Return the complete listing that follows, with each line reproduced exactly.

Raw records
※ ※ ※
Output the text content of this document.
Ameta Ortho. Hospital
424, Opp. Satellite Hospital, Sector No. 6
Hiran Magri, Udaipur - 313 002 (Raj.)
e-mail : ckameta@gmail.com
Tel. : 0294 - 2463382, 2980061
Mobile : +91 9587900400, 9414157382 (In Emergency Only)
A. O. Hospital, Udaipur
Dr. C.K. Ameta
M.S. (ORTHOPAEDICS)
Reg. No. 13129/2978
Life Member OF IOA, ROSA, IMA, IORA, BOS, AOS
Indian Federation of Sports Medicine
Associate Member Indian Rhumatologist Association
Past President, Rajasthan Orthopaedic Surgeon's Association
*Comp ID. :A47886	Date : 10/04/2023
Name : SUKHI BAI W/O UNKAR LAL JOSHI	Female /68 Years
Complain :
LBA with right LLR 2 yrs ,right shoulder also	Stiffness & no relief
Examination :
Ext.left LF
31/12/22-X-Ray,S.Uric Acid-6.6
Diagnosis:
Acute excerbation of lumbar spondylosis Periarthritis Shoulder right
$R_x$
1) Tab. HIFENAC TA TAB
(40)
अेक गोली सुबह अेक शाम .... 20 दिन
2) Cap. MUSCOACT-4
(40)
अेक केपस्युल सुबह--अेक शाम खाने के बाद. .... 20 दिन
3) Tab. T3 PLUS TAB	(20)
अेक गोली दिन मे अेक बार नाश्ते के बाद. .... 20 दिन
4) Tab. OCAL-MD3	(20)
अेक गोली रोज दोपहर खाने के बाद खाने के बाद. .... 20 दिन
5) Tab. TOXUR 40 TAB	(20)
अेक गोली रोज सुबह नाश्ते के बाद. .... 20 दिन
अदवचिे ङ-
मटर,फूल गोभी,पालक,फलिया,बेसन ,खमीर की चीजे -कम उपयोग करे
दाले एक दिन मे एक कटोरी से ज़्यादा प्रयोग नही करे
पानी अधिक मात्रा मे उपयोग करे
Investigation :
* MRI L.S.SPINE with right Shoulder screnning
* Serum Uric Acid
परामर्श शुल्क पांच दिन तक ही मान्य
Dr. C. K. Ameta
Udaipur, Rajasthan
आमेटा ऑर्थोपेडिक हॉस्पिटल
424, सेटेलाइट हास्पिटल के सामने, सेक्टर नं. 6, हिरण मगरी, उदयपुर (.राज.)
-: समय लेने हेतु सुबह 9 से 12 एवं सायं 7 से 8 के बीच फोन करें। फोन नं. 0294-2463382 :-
※ ※ ※
FULL RESPONSE →
Output the text content of this document.
Ameta Ortho. Hospital
424, Opp. Satellite Hospital, Sector No. 6
Hiran Magri, Udaipur - 313 002 (Raj.)
e-mail : ckameta@gmail.com
Tel. : 0294 - 2463382, 2980061
Mobile : +91 9587900400, 9414157382 (In Emergency Only)
A. O. Hospital, Udaipur
Dr. C.K. Ameta
M.S. (ORTHOPAEDICS)
Reg. No. 13129/2978
Life Member OF IOA, ROSA, IMA, IORA, BOS, AOS
Indian Federation of Sports Medicine
Associate Member Indian Rhumatologist Association
Past President, Rajasthan Orthopaedic Surgeon's Association
*Comp ID. :A47886	Date : 10/04/2023
Name : SUKHI BAI W/O UNKAR LAL JOSHI	Female /68 Years
Complain :
LBA with right LLR 2 yrs ,right shoulder also	Stiffness & no relief
Examination :
Ext.left LF
31/12/22-X-Ray,S.Uric Acid-6.6
Diagnosis:
Acute excerbation of lumbar spondylosis Periarthritis Shoulder right
$R_x$
1) Tab. HIFENAC TA TAB
(40)
अेक गोली सुबह अेक शाम .... 20 दिन
2) Cap. MUSCOACT-4
(40)
अेक केपस्युल सुबह--अेक शाम खाने के बाद. .... 20 दिन
3) Tab. T3 PLUS TAB	(20)
अेक गोली दिन मे अेक बार नाश्ते के बाद. .... 20 दिन
4) Tab. OCAL-MD3	(20)
अेक गोली रोज दोपहर खाने के बाद खाने के बाद. .... 20 दिन
5) Tab. TOXUR 40 TAB	(20)
अेक गोली रोज सुबह नाश्ते के बाद. .... 20 दिन
अदवचिे ङ-
मटर,फूल गोभी,पालक,फलिया,बेसन ,खमीर की चीजे -कम उपयोग करे
दाले एक दिन मे एक कटोरी से ज़्यादा प्रयोग नही करे
पानी अधिक मात्रा मे उपयोग करे
Investigation :
* MRI L.S.SPINE with right Shoulder screnning
* Serum Uric Acid
परामर्श शुल्क पांच दिन तक ही मान्य
Dr. C. K. Ameta
Udaipur, Rajasthan
आमेटा ऑर्थोपेडिक हॉस्पिटल
424, सेटेलाइट हास्पिटल के सामने, सेक्टर नं. 6, हिरण मगरी, उदयपुर (.राज.)
-: समय लेने हेतु सुबह 9 से 12 एवं सायं 7 से 8 के बीच फोन करें। फोन नं. 0294-2463382 :-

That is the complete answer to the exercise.